> **What is asked**
Where a line of the material contains the string "principios", copy that line.

> **Entries provided**
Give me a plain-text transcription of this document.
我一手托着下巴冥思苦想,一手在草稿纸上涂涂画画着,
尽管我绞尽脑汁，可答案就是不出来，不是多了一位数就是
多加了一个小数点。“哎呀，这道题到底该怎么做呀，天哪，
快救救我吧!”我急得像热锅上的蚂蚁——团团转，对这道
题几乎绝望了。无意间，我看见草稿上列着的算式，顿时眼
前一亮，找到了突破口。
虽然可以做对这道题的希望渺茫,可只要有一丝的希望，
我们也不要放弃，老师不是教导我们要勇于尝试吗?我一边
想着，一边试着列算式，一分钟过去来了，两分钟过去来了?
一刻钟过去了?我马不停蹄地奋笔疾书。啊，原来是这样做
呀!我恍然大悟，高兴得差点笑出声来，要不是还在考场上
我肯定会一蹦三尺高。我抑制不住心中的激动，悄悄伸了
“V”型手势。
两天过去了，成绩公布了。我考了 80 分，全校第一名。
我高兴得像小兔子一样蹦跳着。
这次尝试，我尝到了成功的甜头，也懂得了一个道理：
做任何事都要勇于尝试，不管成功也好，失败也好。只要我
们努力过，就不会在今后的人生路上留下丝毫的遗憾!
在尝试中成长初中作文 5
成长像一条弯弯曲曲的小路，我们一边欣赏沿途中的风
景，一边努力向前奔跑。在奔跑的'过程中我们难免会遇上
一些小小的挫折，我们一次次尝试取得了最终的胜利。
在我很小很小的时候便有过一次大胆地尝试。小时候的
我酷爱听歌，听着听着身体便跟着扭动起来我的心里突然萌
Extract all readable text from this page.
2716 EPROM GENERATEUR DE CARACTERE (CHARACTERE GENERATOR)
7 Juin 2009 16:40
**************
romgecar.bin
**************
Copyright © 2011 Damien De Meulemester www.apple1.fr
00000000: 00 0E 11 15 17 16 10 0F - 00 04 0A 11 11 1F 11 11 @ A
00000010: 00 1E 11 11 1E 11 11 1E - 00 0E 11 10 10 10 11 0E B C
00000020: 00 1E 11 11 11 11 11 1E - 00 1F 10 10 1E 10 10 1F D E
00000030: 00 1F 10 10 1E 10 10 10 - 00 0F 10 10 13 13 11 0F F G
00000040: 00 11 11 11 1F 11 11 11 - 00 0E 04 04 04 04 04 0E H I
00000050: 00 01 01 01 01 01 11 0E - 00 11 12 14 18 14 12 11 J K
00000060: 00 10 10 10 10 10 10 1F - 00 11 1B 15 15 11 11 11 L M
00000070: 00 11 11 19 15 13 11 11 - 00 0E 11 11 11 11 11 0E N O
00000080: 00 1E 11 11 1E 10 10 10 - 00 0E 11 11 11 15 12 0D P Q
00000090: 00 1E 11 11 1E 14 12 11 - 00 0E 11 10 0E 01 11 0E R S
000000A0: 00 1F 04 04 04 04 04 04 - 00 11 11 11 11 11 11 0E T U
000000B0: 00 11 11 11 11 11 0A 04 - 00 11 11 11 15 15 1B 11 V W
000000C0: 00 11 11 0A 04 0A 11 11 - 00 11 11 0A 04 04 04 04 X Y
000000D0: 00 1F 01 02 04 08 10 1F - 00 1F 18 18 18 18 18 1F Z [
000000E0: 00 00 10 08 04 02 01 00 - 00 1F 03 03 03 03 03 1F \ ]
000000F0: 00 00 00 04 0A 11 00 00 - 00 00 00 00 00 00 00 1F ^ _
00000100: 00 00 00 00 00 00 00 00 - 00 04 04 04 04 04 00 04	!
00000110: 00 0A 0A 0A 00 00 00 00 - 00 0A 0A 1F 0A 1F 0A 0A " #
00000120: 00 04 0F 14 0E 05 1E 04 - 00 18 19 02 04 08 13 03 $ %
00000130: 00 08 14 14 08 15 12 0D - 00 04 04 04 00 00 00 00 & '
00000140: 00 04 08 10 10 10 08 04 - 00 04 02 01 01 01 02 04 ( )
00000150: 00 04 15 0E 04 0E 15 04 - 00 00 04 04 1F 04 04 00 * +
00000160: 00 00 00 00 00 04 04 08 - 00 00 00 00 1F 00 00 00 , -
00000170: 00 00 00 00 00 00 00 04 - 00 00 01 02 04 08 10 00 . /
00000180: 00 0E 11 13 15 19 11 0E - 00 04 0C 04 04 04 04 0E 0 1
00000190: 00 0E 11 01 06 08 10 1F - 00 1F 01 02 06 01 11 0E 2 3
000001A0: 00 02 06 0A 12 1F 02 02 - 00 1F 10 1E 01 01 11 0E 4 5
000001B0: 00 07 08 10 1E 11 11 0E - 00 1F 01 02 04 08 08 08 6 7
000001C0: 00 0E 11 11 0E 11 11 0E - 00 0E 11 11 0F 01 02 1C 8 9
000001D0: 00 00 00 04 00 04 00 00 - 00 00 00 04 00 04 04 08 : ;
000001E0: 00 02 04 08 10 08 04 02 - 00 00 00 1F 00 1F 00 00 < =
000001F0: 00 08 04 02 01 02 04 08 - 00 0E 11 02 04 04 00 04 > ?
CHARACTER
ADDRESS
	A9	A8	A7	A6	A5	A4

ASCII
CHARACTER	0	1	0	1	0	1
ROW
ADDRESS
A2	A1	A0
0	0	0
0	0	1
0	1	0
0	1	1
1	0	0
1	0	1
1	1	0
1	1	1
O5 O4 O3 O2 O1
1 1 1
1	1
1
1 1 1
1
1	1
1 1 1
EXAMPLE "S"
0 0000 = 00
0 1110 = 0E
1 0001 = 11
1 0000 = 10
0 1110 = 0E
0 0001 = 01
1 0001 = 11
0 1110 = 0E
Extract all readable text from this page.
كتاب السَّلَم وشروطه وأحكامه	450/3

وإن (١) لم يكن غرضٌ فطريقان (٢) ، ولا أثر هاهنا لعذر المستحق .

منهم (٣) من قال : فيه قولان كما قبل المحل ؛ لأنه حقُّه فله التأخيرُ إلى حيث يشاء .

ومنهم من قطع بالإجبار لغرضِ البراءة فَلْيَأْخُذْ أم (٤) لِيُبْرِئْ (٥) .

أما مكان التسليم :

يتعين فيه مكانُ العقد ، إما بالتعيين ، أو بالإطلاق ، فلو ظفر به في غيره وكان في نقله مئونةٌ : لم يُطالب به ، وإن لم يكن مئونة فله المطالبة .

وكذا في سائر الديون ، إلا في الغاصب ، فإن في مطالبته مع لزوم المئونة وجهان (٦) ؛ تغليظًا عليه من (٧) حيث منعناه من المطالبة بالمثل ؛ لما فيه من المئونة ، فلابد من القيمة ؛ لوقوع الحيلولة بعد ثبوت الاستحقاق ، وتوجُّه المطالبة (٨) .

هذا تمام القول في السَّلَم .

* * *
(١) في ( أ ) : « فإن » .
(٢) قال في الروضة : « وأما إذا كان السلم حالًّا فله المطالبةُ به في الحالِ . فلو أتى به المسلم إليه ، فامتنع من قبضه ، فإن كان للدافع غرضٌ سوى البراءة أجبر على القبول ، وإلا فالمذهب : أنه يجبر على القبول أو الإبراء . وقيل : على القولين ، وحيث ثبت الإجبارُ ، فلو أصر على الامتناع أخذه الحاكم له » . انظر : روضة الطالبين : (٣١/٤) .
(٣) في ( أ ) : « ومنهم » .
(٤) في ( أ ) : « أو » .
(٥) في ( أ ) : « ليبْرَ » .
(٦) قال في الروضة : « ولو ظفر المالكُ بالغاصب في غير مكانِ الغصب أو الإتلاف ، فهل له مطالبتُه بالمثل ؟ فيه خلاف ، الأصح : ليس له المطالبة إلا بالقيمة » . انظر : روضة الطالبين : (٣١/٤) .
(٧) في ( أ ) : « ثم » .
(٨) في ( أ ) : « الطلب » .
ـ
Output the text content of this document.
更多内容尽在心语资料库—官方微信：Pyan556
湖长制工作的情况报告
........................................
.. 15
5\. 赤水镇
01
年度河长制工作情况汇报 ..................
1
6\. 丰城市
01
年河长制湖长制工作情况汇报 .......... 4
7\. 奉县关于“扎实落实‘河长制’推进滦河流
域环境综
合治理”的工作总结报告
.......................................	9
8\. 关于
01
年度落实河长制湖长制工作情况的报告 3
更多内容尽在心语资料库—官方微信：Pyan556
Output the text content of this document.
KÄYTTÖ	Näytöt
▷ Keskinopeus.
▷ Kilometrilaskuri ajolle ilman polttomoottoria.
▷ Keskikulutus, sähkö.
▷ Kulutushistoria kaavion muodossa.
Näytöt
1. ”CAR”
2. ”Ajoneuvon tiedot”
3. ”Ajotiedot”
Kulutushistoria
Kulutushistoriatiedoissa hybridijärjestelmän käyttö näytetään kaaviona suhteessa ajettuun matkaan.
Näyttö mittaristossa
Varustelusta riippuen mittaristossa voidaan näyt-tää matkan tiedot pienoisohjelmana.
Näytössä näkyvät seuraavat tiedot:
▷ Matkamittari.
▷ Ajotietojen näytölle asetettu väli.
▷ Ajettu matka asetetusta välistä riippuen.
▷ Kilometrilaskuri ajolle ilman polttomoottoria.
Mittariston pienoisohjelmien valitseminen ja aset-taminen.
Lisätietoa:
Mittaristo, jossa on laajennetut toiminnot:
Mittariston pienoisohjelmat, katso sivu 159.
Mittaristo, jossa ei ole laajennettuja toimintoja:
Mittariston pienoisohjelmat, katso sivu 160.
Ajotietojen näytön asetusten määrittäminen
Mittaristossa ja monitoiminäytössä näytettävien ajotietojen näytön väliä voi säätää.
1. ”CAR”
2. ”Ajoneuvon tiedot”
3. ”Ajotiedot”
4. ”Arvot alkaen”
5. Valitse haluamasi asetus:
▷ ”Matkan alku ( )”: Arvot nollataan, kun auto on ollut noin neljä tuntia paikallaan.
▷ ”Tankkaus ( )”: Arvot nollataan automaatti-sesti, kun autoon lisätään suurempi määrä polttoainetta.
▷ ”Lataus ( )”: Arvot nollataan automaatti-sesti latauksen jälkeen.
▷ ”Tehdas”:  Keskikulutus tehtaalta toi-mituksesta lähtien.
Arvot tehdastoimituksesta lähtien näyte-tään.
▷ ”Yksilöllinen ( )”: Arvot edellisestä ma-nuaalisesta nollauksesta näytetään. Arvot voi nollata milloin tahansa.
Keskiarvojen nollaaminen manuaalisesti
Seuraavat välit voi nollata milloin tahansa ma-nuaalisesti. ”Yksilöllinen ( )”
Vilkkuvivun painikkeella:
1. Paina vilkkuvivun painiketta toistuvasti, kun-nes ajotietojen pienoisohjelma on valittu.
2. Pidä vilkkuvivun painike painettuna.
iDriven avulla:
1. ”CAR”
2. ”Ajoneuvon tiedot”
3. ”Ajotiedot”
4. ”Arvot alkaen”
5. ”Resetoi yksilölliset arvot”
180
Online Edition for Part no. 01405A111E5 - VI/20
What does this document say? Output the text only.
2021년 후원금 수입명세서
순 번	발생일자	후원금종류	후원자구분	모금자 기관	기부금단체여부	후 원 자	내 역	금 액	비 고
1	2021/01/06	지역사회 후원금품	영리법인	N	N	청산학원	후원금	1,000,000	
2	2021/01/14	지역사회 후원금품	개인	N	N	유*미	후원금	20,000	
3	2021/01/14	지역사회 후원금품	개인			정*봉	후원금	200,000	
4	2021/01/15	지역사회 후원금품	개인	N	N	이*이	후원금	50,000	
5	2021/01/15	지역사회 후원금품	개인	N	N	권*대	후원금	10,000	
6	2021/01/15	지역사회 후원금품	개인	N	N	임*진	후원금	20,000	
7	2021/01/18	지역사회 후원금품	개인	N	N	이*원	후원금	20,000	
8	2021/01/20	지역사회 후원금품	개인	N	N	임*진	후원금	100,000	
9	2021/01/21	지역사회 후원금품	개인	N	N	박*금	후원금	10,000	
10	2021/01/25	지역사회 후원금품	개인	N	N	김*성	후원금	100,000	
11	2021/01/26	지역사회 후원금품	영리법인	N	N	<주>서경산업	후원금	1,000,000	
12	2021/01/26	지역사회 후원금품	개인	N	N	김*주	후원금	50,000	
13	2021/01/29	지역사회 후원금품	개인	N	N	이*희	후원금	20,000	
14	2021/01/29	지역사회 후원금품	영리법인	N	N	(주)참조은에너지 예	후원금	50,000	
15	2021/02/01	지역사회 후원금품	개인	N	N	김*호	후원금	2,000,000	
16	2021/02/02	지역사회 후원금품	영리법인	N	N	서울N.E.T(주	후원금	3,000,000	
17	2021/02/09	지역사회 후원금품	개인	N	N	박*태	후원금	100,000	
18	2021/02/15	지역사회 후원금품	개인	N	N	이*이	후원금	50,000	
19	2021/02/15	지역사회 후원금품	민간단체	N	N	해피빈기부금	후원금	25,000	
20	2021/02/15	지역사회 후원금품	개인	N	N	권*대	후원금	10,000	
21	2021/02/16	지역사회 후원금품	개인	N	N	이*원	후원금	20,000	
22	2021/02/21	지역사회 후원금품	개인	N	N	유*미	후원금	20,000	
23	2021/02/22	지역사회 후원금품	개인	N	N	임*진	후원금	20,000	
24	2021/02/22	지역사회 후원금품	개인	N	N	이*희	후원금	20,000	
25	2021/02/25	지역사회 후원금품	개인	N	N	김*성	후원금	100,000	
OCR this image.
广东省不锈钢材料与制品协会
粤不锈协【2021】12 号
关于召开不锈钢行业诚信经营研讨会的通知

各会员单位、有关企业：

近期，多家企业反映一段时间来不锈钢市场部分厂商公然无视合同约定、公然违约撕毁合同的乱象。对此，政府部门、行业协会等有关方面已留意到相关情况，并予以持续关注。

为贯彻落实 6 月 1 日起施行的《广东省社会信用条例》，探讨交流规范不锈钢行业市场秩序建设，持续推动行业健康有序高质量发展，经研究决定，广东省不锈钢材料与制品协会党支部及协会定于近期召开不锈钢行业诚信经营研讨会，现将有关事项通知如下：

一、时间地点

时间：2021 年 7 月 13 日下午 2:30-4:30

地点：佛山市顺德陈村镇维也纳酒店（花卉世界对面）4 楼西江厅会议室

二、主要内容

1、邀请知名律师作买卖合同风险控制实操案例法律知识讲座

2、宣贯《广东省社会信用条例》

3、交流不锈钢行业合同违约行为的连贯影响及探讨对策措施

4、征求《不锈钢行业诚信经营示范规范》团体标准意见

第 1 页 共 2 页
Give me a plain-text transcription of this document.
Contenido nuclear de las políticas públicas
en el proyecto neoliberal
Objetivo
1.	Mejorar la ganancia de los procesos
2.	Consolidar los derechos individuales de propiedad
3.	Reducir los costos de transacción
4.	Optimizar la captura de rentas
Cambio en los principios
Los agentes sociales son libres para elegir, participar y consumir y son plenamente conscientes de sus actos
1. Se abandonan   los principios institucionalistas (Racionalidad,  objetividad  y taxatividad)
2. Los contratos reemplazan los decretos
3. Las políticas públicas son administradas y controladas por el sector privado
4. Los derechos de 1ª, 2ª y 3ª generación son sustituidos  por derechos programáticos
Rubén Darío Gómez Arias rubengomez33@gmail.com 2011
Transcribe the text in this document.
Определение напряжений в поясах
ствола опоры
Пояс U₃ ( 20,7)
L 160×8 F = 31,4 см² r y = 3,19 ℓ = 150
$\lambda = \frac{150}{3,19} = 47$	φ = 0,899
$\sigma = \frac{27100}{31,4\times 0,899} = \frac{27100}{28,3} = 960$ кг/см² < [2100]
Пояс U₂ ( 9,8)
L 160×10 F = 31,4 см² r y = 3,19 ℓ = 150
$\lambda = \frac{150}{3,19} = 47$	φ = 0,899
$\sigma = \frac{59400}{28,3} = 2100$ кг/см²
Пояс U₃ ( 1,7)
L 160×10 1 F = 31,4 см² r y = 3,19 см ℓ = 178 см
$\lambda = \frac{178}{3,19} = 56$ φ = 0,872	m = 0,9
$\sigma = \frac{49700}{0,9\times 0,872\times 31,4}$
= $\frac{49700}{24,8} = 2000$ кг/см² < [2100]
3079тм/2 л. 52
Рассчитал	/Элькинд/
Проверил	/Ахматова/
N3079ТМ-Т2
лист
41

> **Expected answer**
Cambio en los principios
1. Se abandonan   los principios institucionalistas (Racionalidad,  objetividad  y taxatividad)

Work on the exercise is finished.